* [REQUIRED TASK]: Single out the lines of the material that contain "this" and copy them.

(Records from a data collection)
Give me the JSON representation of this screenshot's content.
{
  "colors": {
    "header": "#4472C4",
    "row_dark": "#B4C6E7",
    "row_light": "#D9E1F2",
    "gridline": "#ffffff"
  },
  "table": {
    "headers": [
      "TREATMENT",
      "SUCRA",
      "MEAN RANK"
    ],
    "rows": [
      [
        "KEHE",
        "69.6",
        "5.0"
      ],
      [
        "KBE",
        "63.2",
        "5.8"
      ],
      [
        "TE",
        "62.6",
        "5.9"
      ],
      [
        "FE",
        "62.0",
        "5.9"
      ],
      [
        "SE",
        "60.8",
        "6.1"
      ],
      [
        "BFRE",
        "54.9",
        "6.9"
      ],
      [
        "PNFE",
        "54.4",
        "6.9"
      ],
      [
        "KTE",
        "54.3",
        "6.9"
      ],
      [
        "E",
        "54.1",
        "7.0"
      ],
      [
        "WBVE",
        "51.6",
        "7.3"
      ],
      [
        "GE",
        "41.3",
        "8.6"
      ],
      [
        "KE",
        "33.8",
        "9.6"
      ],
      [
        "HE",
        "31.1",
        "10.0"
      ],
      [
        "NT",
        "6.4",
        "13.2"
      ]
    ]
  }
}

* * *

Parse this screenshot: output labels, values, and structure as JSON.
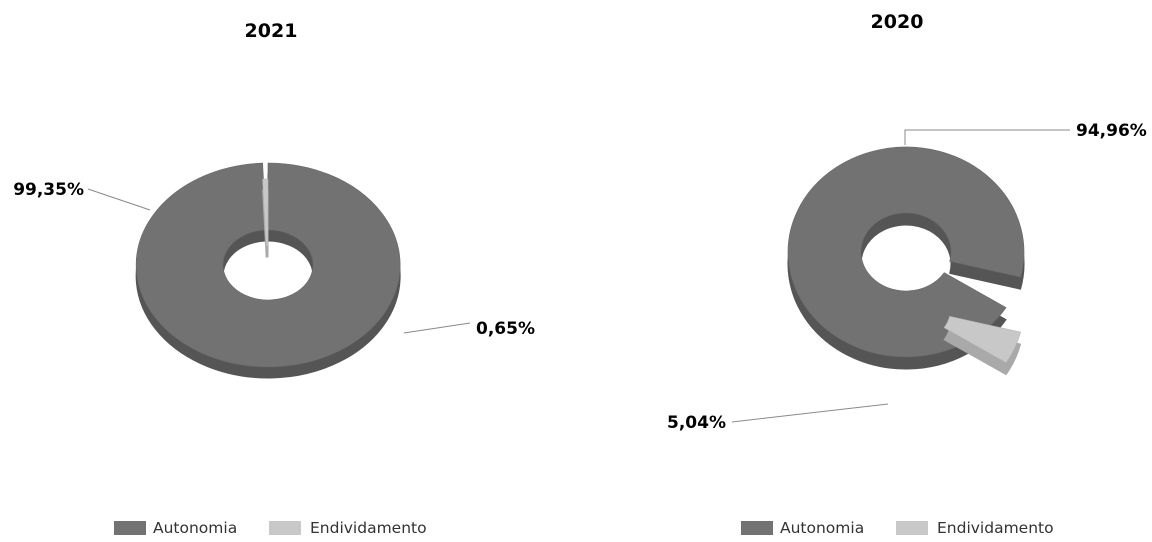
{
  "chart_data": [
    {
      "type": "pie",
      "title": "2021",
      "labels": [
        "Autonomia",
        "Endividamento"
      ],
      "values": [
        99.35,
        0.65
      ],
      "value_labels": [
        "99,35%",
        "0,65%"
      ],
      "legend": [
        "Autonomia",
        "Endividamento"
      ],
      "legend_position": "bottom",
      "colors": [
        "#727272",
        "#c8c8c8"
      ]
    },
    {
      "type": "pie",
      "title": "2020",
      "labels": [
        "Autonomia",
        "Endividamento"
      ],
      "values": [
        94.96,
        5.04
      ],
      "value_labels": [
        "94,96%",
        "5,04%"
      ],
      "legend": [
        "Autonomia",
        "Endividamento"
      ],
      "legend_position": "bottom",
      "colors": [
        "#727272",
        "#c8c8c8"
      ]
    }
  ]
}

* [TASK OUTPUT]:
Give me the JSON representation of this screenshot's content.
Parse this screenshot: output labels, values, and structure as JSON.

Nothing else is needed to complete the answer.